**Exercise brief**
Wherever "JSON" appears in a line, list that line.
━━ Listing ━━
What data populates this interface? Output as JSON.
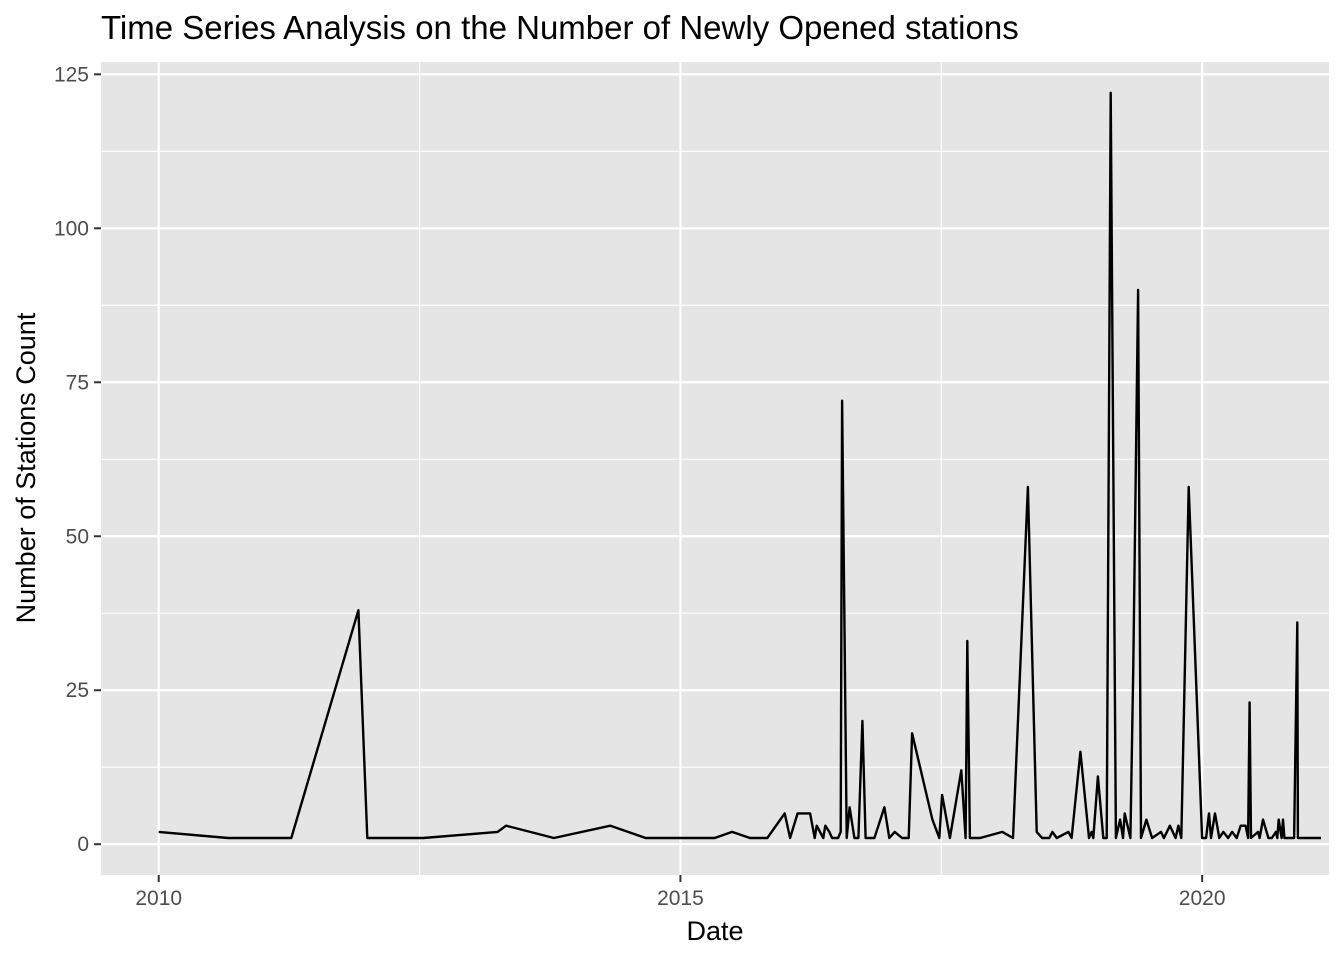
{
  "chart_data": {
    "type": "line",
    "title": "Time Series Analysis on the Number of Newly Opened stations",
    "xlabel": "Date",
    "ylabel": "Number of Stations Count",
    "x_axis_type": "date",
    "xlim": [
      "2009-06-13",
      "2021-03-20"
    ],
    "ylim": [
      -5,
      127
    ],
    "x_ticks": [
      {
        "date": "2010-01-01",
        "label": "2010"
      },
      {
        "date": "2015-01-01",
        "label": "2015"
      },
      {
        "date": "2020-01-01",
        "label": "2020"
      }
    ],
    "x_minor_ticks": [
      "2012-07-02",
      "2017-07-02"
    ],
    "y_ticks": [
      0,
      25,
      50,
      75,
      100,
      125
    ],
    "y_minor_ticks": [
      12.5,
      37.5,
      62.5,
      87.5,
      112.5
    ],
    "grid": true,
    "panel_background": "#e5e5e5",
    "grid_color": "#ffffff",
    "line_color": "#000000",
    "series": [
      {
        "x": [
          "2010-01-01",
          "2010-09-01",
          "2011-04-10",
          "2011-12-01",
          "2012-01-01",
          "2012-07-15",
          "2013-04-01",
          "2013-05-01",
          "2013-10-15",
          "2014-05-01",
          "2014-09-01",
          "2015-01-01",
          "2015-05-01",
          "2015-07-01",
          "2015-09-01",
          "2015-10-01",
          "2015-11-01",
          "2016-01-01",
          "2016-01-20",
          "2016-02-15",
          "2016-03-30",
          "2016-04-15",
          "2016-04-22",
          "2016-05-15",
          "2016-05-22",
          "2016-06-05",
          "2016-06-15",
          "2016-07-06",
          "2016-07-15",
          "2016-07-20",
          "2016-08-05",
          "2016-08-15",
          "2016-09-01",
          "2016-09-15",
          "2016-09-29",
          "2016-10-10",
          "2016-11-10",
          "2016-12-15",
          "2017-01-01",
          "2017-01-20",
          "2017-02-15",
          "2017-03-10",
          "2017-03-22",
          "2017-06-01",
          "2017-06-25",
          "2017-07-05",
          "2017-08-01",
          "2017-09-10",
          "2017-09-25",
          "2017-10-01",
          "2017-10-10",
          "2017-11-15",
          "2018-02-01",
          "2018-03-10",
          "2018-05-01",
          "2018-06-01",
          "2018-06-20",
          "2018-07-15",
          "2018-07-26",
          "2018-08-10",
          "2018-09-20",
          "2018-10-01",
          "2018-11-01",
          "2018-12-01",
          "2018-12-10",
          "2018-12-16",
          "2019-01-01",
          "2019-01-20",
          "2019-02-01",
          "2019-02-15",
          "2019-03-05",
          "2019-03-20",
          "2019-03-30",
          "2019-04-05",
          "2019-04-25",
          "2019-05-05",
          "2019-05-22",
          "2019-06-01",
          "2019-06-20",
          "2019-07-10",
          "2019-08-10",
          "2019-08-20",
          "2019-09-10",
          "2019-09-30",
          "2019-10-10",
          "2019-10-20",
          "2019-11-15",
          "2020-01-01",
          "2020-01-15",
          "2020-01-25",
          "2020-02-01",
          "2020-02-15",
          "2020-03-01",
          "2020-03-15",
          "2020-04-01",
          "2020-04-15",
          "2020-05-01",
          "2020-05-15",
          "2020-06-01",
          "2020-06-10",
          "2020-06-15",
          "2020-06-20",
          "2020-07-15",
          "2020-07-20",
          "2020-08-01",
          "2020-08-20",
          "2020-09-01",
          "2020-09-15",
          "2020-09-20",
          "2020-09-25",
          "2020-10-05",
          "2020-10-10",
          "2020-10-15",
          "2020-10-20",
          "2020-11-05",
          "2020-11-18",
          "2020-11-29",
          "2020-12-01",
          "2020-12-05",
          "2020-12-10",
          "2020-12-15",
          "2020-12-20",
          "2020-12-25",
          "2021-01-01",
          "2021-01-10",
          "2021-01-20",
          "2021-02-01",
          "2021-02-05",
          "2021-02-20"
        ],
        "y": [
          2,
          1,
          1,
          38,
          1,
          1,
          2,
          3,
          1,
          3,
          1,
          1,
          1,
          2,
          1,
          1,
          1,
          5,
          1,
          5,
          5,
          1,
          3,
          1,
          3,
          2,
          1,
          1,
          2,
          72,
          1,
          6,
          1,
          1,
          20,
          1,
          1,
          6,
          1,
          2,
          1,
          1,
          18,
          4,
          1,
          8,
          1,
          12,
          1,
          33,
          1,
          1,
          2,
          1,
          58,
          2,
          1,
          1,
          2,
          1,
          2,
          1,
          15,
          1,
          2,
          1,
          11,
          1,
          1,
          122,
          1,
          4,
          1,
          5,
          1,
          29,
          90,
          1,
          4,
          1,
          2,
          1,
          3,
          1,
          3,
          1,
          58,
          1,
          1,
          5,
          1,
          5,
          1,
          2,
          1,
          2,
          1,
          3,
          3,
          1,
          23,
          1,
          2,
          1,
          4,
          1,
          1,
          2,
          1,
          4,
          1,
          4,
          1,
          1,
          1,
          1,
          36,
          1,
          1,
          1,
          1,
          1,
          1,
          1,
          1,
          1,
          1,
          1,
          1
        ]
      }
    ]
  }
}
━━━
━━ Listing ━━
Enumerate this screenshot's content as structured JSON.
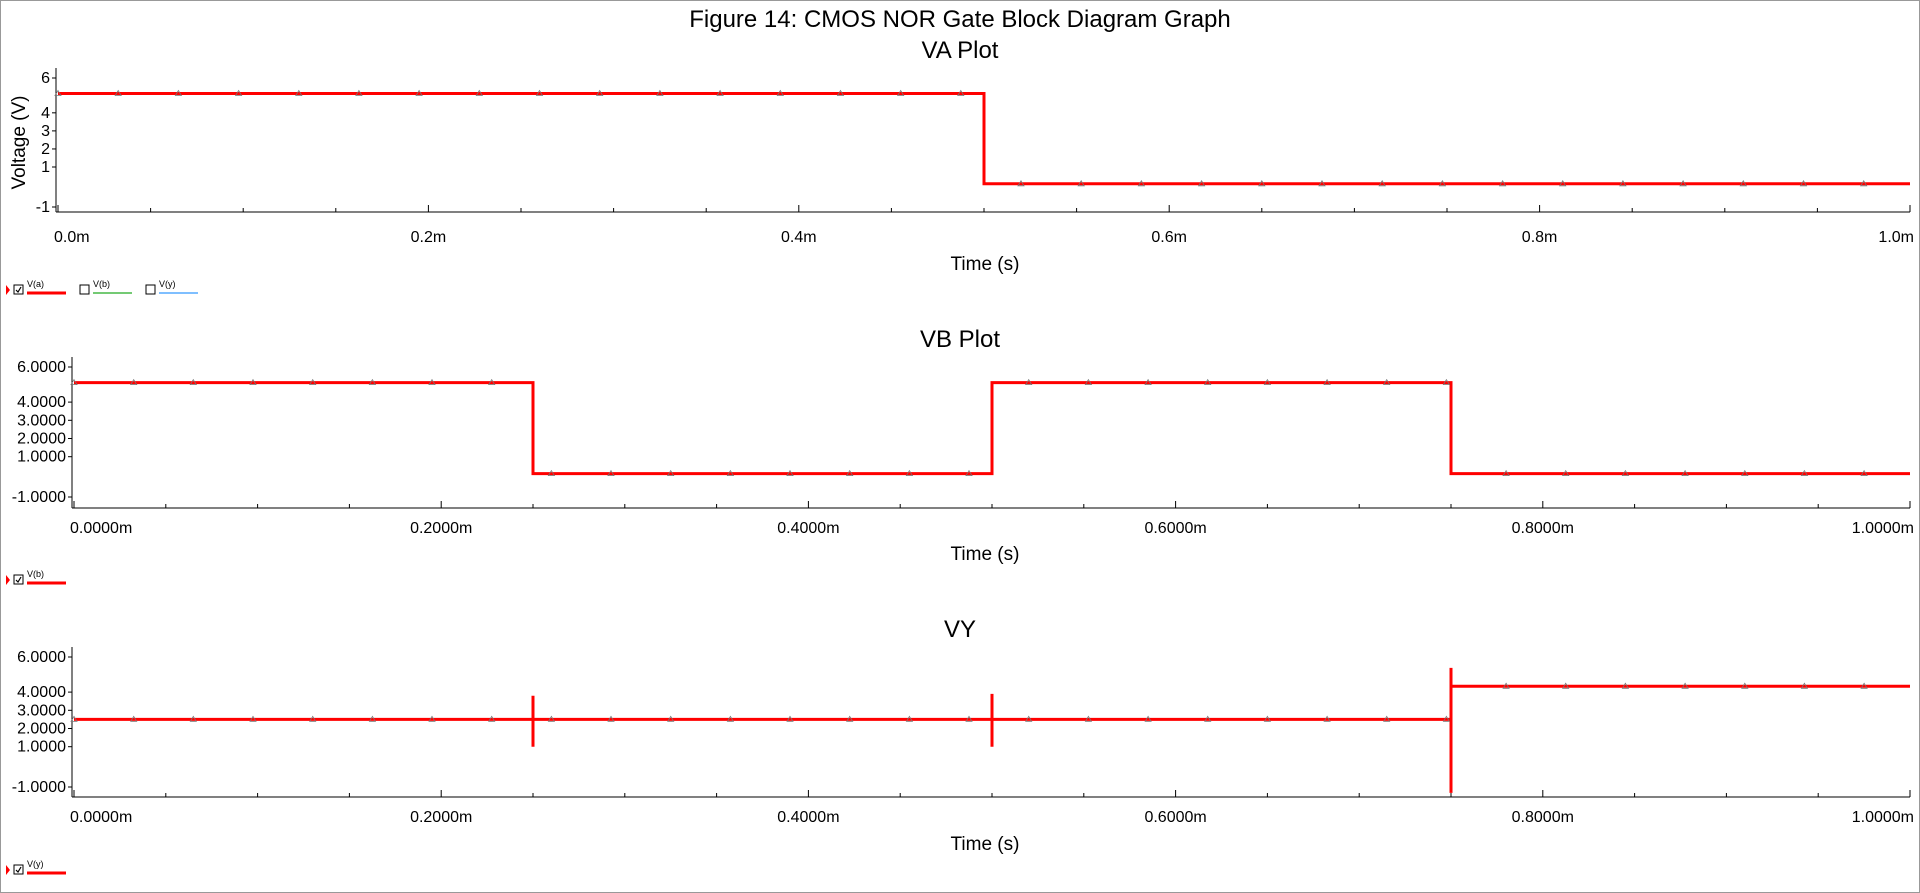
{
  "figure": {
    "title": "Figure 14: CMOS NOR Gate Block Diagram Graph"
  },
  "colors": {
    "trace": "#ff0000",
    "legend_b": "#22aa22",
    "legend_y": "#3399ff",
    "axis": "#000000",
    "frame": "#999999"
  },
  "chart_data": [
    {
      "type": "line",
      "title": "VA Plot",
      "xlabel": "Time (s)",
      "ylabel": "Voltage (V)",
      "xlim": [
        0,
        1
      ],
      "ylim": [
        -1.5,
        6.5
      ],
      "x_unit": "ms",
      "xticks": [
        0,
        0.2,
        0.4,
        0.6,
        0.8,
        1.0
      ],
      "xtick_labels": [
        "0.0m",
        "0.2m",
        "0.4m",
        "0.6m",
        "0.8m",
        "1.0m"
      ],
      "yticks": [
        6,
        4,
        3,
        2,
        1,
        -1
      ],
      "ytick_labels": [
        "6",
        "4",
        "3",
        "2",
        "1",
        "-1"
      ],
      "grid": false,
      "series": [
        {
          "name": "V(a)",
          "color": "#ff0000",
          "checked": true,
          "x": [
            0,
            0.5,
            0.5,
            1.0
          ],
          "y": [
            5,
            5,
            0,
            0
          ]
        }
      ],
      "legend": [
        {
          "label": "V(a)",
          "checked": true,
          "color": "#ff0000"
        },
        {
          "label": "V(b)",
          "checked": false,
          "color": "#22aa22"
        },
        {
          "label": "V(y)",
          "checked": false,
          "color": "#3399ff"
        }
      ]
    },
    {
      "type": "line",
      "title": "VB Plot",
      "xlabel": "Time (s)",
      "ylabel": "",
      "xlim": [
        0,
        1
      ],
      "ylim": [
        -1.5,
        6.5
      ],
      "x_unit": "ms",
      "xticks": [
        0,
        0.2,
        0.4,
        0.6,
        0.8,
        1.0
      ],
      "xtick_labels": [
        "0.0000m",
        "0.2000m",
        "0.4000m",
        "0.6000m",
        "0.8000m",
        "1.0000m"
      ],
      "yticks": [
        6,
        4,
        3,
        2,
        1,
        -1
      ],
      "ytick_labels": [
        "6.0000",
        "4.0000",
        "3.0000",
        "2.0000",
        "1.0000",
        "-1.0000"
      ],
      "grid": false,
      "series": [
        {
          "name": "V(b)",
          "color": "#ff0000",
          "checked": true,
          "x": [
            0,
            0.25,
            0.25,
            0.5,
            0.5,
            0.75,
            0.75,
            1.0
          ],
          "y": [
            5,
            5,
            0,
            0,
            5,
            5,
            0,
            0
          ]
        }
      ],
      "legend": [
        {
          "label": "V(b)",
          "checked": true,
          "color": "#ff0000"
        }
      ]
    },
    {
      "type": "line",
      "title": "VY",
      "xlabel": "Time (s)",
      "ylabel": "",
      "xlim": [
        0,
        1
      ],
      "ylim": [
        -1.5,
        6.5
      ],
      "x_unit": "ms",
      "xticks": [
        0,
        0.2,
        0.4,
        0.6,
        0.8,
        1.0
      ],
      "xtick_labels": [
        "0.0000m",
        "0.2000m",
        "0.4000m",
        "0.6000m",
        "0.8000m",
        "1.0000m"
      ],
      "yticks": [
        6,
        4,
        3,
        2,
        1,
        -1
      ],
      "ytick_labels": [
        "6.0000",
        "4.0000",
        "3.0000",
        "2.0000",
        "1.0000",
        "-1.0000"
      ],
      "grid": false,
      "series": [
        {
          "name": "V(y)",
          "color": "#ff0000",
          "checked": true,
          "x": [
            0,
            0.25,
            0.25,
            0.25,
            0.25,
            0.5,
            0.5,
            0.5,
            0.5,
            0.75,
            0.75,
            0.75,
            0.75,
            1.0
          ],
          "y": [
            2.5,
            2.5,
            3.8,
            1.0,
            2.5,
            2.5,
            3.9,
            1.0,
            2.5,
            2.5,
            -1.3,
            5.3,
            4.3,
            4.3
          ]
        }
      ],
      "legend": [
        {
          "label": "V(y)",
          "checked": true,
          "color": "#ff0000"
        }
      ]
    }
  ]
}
━━━
**Written answer**
What data populates this interface? Output as JSON.
Enumerate this screenshot's content as structured JSON.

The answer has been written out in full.